··· EXCERPTED DATA ···

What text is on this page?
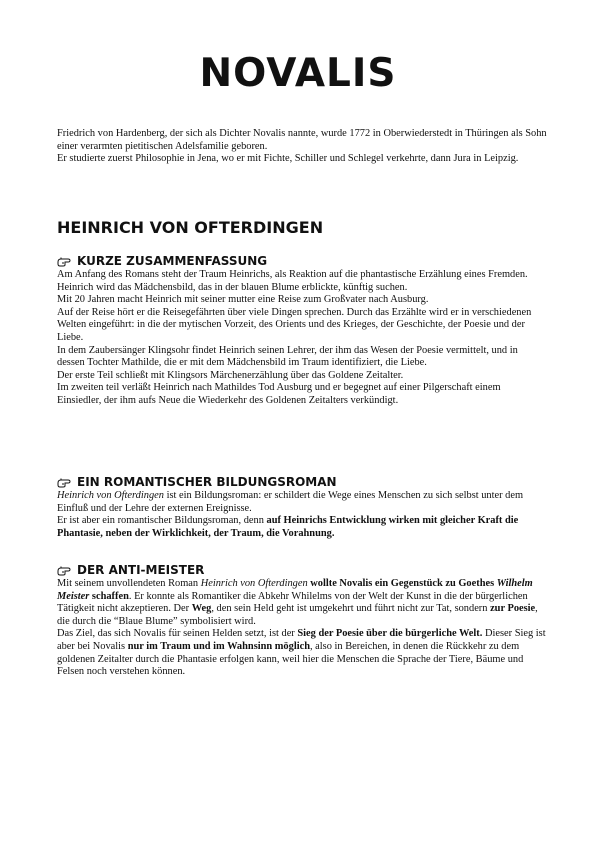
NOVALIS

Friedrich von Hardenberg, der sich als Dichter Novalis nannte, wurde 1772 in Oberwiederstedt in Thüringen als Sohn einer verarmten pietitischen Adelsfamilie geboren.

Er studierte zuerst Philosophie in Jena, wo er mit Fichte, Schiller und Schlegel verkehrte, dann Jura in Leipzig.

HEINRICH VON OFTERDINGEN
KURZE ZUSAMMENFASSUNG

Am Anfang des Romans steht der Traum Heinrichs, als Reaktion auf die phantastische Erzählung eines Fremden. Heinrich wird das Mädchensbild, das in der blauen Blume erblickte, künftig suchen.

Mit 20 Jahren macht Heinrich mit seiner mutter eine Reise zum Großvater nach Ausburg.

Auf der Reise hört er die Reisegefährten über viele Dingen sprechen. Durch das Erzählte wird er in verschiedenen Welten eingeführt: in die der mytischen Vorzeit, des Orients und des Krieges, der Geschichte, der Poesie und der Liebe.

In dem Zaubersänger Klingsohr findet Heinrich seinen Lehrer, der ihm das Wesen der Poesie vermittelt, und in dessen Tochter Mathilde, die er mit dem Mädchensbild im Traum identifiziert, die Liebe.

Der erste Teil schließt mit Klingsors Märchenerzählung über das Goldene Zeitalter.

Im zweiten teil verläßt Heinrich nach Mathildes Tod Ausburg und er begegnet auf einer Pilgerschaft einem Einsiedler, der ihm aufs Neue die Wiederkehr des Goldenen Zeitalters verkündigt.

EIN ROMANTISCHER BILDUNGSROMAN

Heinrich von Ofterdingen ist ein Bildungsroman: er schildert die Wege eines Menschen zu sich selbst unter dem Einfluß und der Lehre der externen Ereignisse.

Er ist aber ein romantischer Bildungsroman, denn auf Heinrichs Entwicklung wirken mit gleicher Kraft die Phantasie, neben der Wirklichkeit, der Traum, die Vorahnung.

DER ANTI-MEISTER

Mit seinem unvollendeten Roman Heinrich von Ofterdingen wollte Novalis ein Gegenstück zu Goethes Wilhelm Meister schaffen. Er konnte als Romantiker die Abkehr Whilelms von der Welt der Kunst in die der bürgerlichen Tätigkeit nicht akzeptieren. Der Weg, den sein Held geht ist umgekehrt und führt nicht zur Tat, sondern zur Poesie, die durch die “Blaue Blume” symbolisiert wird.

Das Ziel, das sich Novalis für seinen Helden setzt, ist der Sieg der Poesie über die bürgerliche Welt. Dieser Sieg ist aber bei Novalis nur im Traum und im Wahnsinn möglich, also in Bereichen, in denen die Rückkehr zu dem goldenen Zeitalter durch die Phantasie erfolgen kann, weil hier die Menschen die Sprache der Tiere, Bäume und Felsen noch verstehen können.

···
··· EXCERPTED DATA ···

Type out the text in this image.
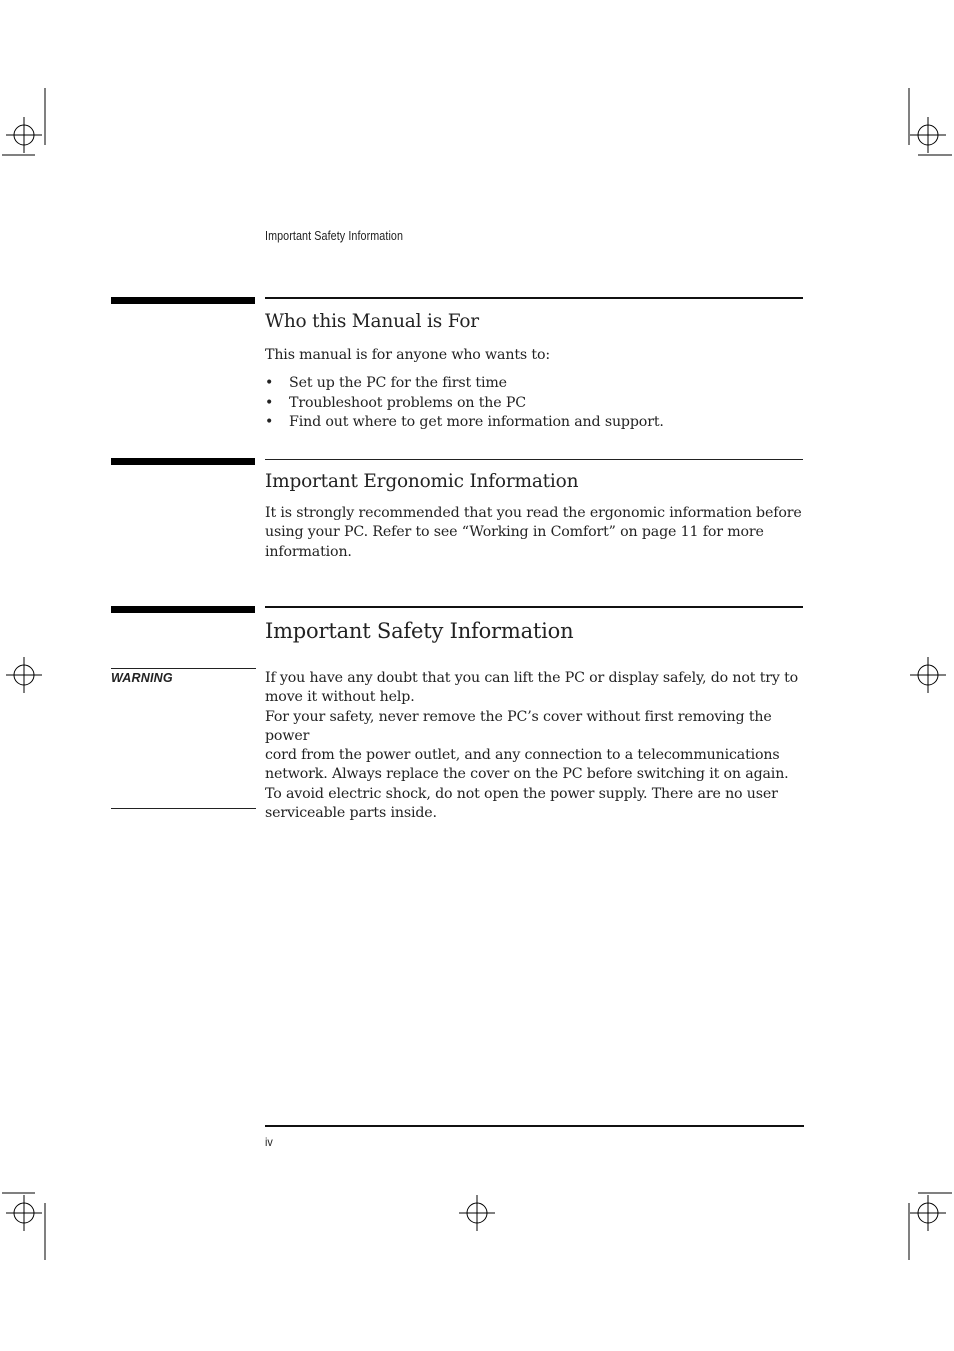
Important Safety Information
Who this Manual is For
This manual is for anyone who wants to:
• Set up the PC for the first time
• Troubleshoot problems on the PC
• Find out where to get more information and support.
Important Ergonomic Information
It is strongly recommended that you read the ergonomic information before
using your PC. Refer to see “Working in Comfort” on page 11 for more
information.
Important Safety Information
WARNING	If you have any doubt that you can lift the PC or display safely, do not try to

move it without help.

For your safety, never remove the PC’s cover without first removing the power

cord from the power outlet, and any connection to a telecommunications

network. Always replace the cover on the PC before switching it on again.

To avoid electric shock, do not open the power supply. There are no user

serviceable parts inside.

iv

···

**TASK DESCRIPTION**
Filter the entries and copy out every line with the word "without".

**FINISHED TASK**
move it without help.
For your safety, never remove the PC’s cover without first removing the power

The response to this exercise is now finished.